> [Directions]
Search the listing for the string "RadiuScale" and copy every line that contains it.

> [Data shown]
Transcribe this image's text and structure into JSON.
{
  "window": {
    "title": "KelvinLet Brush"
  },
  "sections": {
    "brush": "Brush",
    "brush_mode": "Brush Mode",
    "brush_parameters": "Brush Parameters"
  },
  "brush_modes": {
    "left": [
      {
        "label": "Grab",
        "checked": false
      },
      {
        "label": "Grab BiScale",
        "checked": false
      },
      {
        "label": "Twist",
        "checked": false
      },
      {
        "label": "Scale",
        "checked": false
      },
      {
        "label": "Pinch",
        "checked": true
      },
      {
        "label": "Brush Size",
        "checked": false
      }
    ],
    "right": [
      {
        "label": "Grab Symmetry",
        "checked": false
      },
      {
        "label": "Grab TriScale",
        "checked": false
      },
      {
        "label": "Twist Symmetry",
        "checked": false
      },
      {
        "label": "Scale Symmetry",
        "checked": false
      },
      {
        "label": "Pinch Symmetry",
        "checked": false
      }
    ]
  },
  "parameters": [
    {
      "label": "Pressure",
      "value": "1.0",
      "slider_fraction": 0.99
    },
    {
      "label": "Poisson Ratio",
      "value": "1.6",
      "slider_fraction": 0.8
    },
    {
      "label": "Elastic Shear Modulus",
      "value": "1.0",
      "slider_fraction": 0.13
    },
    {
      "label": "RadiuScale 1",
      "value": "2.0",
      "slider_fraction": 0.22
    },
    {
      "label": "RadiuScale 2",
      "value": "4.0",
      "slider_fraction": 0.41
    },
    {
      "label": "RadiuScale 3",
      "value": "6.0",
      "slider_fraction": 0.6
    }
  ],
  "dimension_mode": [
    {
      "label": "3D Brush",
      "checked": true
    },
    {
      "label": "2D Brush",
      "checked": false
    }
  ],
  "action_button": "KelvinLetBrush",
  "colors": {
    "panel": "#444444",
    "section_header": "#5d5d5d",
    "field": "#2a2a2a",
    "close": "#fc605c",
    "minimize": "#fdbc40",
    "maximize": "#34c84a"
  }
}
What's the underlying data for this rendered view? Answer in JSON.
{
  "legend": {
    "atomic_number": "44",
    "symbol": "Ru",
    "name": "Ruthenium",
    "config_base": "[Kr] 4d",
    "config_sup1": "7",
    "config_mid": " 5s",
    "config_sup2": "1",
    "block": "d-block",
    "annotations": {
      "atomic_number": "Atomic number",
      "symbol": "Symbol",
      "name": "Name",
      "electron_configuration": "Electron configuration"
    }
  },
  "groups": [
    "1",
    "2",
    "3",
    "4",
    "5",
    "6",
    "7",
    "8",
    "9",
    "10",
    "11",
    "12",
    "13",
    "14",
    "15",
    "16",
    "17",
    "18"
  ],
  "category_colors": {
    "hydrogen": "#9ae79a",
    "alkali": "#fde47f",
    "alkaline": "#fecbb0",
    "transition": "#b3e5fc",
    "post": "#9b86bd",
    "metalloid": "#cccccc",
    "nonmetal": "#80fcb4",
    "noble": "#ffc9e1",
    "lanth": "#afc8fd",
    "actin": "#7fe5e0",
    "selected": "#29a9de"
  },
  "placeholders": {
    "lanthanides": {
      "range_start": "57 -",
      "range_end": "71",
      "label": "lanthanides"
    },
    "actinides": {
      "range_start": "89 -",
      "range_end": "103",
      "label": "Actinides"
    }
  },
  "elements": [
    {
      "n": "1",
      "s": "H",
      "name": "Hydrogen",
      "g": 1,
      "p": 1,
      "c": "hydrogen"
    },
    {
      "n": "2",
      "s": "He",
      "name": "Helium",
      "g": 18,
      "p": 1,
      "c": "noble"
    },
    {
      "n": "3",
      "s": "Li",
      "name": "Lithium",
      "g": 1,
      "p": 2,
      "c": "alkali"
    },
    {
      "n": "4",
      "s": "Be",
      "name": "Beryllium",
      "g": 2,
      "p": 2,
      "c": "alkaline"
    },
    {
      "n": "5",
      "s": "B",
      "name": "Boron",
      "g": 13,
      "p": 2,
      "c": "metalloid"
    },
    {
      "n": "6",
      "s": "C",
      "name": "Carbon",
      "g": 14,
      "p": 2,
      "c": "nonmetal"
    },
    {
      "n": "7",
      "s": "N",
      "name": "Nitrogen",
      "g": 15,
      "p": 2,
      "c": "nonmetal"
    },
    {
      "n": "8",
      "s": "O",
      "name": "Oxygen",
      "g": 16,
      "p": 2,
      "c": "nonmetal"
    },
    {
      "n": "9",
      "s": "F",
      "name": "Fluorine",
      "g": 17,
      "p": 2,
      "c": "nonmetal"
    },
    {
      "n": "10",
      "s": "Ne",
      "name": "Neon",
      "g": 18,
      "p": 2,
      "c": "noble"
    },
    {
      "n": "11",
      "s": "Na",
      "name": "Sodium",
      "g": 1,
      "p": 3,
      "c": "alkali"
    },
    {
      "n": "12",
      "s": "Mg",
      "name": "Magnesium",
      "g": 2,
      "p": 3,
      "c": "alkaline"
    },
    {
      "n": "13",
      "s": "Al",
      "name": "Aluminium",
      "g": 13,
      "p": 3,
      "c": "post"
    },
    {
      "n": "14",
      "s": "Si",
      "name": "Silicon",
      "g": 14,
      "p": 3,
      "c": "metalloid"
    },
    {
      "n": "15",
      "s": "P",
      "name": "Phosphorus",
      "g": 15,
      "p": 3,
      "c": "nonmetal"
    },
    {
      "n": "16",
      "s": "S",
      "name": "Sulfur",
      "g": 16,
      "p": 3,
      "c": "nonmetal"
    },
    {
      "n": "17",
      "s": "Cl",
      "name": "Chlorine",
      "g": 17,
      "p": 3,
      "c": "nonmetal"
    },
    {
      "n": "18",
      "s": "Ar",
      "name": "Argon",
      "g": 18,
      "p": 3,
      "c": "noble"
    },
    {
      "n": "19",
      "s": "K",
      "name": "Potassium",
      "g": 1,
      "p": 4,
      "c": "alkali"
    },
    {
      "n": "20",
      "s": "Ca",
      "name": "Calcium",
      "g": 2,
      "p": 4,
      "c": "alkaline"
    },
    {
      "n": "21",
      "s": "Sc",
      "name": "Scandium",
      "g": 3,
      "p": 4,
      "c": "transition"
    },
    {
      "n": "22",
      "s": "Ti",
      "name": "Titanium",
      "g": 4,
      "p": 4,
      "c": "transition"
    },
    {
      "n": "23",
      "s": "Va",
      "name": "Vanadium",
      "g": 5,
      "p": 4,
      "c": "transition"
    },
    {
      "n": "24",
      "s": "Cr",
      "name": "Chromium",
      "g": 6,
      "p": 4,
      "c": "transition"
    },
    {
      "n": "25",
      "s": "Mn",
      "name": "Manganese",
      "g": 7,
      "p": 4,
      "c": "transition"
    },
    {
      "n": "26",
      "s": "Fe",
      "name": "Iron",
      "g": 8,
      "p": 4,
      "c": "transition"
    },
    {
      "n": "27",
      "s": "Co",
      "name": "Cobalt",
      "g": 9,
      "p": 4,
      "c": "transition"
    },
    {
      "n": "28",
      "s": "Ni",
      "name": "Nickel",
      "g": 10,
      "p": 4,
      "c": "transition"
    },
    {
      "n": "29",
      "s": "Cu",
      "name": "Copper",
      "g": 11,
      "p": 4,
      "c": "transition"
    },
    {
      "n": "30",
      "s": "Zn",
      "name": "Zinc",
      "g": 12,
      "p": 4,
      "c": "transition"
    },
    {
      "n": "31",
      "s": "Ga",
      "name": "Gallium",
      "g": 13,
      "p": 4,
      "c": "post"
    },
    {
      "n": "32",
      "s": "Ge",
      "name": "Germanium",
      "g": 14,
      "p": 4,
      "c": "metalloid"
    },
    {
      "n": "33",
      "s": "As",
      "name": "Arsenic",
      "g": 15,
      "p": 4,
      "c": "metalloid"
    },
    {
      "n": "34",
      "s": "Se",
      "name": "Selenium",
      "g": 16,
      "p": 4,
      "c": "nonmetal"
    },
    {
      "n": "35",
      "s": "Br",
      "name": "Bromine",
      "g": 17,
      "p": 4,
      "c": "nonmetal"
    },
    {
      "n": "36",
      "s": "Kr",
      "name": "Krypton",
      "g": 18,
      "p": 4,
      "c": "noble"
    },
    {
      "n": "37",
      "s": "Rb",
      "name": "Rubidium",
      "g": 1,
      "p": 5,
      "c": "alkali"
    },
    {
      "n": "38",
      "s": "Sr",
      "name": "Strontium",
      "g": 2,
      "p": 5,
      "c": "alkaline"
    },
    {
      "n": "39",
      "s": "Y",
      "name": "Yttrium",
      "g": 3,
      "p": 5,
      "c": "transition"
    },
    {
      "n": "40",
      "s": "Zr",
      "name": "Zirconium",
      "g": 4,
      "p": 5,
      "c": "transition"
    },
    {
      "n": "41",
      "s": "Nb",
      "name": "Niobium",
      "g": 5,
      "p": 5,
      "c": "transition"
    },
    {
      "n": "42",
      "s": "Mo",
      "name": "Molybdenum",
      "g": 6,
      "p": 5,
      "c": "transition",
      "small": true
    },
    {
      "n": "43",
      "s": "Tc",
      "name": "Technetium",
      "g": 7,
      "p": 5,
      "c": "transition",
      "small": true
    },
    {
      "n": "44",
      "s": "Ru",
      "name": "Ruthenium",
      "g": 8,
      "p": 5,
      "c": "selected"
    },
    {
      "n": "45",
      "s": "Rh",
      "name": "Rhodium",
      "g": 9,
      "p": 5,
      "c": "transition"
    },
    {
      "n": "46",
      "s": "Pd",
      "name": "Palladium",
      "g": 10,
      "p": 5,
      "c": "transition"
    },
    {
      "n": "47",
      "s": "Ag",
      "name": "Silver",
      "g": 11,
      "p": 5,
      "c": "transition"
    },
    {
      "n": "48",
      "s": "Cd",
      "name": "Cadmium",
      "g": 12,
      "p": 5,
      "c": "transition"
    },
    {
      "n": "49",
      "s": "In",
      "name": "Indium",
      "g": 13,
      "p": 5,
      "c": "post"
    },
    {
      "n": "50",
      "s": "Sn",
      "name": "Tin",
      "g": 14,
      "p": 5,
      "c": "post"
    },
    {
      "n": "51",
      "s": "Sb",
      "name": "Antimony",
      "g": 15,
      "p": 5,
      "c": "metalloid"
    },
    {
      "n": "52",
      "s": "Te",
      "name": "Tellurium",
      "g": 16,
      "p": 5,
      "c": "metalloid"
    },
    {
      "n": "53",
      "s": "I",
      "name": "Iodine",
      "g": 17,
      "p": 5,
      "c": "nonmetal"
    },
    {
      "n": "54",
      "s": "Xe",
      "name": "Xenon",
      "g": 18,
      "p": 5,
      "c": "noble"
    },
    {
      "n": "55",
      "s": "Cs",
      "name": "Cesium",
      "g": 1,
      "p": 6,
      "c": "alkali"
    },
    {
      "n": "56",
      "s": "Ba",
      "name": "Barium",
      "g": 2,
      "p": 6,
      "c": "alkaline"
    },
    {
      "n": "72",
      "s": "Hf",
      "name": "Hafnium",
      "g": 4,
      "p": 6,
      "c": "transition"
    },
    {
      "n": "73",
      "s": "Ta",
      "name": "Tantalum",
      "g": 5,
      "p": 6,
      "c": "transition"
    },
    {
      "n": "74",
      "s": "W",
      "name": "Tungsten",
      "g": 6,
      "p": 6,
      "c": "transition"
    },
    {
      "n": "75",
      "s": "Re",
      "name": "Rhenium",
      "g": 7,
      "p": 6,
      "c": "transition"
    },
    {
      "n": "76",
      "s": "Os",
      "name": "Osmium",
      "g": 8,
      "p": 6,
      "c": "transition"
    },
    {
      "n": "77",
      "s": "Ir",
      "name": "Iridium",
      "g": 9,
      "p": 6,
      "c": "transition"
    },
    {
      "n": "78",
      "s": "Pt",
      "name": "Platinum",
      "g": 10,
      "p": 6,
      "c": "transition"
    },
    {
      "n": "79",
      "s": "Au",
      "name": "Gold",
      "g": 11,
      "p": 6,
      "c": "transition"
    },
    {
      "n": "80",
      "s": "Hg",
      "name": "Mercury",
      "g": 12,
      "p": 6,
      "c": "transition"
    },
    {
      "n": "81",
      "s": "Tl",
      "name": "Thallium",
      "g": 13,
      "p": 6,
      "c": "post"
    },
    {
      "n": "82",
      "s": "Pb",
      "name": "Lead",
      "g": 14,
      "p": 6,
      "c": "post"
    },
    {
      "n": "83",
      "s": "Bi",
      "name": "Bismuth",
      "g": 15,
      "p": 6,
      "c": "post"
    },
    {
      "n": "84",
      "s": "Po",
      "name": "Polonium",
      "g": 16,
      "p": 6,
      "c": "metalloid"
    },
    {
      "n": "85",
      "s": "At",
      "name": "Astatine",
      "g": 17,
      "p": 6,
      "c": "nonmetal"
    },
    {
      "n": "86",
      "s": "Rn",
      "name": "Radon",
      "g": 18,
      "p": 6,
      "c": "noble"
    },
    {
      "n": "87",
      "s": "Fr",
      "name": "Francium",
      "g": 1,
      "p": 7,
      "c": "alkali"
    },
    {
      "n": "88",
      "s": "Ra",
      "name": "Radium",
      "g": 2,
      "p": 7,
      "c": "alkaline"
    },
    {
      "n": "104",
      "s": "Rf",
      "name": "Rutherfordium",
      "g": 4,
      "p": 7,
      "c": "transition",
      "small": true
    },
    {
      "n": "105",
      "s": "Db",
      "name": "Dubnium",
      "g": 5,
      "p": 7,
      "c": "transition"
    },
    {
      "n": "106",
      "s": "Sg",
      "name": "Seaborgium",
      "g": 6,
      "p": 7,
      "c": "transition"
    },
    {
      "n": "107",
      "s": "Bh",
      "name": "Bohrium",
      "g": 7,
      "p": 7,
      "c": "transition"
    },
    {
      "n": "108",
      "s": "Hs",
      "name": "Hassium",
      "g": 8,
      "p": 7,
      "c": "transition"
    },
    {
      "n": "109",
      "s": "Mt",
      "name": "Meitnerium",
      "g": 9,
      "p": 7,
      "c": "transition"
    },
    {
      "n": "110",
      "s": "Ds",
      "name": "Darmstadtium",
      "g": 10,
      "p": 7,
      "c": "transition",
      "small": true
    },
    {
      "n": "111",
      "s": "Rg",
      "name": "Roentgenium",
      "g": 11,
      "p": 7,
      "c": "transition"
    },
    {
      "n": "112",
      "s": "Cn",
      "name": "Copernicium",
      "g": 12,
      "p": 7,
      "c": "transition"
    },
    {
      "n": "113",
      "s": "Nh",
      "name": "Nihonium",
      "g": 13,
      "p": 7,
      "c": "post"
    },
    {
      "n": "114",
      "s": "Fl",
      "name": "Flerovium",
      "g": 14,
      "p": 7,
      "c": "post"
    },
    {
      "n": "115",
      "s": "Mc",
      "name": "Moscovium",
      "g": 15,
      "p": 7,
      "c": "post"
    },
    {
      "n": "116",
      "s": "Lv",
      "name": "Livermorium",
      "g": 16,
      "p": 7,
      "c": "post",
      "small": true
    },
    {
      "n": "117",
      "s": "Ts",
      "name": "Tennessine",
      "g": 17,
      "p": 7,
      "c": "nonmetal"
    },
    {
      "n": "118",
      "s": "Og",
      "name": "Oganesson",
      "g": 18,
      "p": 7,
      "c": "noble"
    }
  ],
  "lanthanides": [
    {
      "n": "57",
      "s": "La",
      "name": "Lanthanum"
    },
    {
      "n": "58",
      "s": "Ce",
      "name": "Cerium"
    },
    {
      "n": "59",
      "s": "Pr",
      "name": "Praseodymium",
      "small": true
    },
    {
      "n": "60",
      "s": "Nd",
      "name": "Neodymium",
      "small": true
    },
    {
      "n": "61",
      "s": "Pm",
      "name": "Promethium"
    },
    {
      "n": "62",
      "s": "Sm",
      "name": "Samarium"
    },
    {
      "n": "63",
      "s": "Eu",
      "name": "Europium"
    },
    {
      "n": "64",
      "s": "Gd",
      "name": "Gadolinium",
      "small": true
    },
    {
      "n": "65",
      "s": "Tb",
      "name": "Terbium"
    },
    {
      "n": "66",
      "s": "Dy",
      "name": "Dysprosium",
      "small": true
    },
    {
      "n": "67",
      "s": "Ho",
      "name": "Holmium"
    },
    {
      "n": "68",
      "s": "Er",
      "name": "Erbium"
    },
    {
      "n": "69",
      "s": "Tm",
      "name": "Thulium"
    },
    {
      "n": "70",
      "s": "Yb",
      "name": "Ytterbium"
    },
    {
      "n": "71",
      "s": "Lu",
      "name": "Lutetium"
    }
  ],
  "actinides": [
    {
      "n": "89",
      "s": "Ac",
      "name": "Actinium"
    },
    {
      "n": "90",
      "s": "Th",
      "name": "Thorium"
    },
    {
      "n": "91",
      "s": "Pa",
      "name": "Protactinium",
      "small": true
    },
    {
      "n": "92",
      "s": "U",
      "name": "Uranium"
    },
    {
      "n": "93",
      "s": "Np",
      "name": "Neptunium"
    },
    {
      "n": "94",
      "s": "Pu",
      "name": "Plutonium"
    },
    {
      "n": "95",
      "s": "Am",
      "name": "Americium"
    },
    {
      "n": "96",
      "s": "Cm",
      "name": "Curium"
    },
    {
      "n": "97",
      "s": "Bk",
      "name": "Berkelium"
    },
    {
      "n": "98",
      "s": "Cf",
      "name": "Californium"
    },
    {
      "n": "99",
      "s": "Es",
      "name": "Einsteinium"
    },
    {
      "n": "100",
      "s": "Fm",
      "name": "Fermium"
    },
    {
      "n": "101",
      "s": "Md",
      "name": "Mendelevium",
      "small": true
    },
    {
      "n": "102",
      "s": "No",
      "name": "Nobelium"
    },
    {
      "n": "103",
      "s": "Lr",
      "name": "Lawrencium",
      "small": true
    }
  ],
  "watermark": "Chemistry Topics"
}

> [Response]
      "label": "RadiuScale 1",
      "label": "RadiuScale 2",
      "label": "RadiuScale 3",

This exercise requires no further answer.